RECORDS FOR THIS TASK ->
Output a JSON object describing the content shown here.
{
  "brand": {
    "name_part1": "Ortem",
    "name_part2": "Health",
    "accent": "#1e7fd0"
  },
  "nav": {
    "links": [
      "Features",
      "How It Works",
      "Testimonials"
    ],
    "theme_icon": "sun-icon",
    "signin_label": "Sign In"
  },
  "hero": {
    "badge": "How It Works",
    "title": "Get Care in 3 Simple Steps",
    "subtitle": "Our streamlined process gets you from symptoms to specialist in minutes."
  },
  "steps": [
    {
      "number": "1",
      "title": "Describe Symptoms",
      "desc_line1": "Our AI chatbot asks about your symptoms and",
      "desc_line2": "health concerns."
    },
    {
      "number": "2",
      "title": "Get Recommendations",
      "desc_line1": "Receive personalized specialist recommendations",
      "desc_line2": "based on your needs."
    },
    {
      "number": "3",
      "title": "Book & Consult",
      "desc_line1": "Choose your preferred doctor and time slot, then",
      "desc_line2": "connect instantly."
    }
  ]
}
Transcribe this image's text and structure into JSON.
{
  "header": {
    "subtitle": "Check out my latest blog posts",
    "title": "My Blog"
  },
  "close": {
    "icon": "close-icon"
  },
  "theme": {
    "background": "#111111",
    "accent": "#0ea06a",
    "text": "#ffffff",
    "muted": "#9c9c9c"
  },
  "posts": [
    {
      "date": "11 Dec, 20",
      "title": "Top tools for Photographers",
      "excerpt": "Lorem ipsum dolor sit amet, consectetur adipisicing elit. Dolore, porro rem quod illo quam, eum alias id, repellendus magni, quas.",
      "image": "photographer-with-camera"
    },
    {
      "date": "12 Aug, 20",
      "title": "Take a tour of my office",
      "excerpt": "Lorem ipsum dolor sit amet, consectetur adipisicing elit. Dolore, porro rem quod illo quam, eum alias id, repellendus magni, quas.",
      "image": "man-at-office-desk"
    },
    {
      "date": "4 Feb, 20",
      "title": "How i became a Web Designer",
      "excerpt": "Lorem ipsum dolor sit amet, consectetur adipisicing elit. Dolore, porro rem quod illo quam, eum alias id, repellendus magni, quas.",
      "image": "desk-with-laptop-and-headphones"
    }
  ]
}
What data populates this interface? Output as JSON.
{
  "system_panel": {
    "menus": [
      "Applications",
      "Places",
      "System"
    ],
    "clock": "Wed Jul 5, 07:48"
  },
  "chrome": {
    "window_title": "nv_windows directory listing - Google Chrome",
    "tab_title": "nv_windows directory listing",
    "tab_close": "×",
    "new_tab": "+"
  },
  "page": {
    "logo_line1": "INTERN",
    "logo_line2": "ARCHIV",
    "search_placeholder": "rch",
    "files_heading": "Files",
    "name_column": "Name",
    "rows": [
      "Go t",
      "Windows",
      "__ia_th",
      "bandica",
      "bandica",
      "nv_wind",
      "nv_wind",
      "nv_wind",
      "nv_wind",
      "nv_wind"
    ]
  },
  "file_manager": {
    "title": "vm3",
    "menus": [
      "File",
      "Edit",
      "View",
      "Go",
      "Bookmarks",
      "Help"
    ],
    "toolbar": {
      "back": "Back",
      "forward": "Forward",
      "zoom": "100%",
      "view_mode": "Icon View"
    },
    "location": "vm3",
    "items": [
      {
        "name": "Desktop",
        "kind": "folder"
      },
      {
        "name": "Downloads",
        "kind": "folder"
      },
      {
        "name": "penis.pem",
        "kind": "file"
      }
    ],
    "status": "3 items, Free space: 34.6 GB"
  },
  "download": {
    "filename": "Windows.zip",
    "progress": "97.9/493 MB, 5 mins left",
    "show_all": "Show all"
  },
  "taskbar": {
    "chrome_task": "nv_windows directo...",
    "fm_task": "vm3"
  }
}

AIM -> Return only the lines running from the line with "What data populates" to the last line of the records, both included, exactly as written.

OUTPUT FOR THIS TASK ->
What data populates this interface? Output as JSON.
{
  "system_panel": {
    "menus": [
      "Applications",
      "Places",
      "System"
    ],
    "clock": "Wed Jul 5, 07:48"
  },
  "chrome": {
    "window_title": "nv_windows directory listing - Google Chrome",
    "tab_title": "nv_windows directory listing",
    "tab_close": "×",
    "new_tab": "+"
  },
  "page": {
    "logo_line1": "INTERN",
    "logo_line2": "ARCHIV",
    "search_placeholder": "rch",
    "files_heading": "Files",
    "name_column": "Name",
    "rows": [
      "Go t",
      "Windows",
      "__ia_th",
      "bandica",
      "bandica",
      "nv_wind",
      "nv_wind",
      "nv_wind",
      "nv_wind",
      "nv_wind"
    ]
  },
  "file_manager": {
    "title": "vm3",
    "menus": [
      "File",
      "Edit",
      "View",
      "Go",
      "Bookmarks",
      "Help"
    ],
    "toolbar": {
      "back": "Back",
      "forward": "Forward",
      "zoom": "100%",
      "view_mode": "Icon View"
    },
    "location": "vm3",
    "items": [
      {
        "name": "Desktop",
        "kind": "folder"
      },
      {
        "name": "Downloads",
        "kind": "folder"
      },
      {
        "name": "penis.pem",
        "kind": "file"
      }
    ],
    "status": "3 items, Free space: 34.6 GB"
  },
  "download": {
    "filename": "Windows.zip",
    "progress": "97.9/493 MB, 5 mins left",
    "show_all": "Show all"
  },
  "taskbar": {
    "chrome_task": "nv_windows directo...",
    "fm_task": "vm3"
  }
}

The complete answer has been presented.